* start *

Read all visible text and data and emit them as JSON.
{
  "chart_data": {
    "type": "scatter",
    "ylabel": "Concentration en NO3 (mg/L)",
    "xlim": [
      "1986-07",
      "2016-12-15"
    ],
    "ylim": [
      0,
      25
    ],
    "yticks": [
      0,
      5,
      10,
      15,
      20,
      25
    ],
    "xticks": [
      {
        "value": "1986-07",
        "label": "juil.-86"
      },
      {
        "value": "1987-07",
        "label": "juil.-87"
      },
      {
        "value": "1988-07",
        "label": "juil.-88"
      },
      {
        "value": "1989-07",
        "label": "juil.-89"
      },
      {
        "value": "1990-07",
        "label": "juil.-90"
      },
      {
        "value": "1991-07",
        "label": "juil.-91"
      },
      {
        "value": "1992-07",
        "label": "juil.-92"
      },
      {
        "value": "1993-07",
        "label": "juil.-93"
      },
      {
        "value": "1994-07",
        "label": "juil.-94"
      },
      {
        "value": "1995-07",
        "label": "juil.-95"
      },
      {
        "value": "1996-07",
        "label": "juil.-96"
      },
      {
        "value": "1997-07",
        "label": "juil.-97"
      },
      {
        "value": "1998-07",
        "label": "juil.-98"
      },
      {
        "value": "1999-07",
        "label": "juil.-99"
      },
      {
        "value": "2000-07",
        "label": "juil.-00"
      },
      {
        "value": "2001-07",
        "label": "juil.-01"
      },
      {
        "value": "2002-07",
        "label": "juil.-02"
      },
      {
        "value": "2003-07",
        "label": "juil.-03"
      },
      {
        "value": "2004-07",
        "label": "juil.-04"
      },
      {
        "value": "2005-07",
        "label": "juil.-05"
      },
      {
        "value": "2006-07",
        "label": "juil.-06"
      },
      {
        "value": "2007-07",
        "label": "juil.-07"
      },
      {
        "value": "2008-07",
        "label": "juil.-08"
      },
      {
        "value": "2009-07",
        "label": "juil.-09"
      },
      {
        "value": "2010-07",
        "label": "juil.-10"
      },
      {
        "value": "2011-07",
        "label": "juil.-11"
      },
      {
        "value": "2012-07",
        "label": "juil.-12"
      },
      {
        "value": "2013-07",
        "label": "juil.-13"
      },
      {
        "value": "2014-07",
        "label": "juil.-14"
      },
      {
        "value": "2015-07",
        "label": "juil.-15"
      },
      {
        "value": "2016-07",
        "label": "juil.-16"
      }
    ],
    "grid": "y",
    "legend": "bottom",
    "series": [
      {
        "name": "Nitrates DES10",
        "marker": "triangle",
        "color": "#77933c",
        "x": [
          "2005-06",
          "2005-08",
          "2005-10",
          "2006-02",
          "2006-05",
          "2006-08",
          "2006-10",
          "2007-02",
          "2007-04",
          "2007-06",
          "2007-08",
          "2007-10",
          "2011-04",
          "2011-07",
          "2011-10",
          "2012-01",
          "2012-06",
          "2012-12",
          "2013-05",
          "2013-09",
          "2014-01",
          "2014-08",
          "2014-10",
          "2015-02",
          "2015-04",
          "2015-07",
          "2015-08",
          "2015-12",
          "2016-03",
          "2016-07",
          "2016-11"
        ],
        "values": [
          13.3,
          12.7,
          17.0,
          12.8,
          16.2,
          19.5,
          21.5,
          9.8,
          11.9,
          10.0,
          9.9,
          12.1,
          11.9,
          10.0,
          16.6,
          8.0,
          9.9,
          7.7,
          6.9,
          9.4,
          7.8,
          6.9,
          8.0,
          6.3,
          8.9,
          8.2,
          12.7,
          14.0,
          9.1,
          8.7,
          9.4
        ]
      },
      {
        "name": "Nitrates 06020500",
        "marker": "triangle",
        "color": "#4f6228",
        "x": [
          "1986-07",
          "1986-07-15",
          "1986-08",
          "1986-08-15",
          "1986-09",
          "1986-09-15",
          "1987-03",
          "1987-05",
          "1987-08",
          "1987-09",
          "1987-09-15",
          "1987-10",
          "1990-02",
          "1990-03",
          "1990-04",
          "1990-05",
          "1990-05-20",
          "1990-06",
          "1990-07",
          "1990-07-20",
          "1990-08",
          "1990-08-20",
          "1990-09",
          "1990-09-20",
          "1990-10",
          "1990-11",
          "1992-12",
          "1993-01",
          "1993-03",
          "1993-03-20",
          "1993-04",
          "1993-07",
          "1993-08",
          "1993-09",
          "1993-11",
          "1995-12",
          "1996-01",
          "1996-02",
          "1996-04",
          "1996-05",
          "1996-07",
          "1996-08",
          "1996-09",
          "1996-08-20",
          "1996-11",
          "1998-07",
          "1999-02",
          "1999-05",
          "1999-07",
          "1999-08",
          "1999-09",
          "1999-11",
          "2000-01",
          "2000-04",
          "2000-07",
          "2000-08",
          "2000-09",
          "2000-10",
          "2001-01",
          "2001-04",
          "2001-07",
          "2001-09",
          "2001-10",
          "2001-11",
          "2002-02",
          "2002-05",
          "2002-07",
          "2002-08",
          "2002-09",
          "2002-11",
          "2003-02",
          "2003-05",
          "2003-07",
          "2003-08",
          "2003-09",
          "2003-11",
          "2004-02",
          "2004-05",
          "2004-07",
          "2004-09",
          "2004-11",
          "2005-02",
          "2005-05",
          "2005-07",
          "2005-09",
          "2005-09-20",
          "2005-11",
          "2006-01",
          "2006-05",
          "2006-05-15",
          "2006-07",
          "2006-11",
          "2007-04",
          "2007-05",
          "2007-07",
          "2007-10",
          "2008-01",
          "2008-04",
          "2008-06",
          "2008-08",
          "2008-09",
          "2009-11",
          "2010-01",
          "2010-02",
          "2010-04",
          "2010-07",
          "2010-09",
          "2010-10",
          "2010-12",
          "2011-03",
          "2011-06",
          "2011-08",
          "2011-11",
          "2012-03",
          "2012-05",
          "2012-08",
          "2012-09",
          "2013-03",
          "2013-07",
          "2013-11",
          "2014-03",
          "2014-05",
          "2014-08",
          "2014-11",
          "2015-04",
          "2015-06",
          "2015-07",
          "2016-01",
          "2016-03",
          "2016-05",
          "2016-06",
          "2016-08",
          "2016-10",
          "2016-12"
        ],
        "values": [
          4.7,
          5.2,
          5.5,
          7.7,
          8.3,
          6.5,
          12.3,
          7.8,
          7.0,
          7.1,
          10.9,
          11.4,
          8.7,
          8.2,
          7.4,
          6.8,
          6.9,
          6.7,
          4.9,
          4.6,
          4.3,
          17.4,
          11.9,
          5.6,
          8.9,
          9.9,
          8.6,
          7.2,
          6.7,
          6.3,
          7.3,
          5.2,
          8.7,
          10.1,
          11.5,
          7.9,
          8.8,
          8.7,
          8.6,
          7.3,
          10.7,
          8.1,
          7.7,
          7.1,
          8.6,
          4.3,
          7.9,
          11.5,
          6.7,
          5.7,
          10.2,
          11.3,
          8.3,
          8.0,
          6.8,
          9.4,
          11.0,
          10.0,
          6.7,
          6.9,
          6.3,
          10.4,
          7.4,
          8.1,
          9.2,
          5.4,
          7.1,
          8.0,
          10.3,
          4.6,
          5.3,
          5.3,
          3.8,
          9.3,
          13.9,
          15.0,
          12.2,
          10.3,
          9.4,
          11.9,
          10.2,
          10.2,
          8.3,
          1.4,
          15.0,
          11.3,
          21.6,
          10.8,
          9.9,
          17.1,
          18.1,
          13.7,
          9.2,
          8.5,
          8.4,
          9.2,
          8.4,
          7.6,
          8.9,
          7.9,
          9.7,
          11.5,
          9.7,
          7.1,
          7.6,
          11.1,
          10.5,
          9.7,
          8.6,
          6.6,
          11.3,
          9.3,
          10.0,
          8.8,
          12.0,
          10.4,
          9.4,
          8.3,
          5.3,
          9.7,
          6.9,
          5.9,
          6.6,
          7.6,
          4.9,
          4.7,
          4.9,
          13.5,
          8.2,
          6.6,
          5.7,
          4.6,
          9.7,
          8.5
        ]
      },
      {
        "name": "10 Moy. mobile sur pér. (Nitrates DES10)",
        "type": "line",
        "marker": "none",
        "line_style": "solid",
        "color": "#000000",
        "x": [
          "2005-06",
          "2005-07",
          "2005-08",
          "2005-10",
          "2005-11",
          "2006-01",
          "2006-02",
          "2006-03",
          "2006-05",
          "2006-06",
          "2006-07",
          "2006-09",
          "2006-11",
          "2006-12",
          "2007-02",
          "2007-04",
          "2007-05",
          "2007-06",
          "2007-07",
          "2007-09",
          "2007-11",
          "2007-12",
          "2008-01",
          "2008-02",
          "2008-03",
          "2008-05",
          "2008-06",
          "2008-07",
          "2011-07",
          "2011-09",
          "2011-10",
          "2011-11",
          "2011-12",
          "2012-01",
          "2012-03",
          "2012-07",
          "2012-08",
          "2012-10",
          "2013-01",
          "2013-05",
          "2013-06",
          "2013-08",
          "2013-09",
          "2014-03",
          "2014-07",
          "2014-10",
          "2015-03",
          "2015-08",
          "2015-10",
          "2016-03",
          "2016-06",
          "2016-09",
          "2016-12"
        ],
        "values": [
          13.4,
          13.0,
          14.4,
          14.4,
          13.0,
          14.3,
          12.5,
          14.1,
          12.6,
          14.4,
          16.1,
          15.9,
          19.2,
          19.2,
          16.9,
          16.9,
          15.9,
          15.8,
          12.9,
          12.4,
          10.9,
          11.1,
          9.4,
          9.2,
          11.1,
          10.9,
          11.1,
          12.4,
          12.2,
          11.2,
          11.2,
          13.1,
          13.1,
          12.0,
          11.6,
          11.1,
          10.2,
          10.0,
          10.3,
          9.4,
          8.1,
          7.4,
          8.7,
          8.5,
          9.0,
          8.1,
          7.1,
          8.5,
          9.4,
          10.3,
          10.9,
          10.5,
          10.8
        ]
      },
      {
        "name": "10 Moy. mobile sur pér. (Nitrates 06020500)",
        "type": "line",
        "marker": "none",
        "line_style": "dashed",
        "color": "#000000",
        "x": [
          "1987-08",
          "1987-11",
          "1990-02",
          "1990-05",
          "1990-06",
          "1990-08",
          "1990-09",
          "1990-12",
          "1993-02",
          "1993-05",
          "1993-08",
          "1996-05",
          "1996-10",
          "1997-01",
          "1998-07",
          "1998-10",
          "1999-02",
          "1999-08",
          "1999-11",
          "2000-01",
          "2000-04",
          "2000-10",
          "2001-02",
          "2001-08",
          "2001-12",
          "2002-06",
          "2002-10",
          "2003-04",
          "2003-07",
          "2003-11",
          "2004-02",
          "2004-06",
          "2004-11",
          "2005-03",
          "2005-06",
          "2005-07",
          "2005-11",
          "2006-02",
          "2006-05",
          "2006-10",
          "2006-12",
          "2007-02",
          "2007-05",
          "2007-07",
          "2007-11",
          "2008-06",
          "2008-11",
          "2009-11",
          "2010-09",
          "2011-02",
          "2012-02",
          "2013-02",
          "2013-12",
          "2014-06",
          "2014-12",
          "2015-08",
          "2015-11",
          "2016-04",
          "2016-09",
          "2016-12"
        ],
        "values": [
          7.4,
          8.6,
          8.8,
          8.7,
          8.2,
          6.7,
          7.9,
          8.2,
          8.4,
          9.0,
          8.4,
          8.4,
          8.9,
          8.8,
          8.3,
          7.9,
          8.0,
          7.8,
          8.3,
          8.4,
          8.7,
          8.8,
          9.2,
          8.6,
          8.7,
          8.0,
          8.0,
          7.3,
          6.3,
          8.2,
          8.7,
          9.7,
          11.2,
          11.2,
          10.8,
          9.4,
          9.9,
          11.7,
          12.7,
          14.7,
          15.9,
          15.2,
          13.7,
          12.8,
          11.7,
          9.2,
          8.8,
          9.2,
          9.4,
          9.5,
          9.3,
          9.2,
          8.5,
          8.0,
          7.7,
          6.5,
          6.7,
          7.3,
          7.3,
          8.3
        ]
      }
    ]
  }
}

* end *

=== TASK DIRECTIONS ===
Whenever "color" turns up in a line, pick that line out.

=== EXERCISE SOLUTION ===
        "color": "#77933c",
        "color": "#4f6228",
        "color": "#000000",
        "color": "#000000",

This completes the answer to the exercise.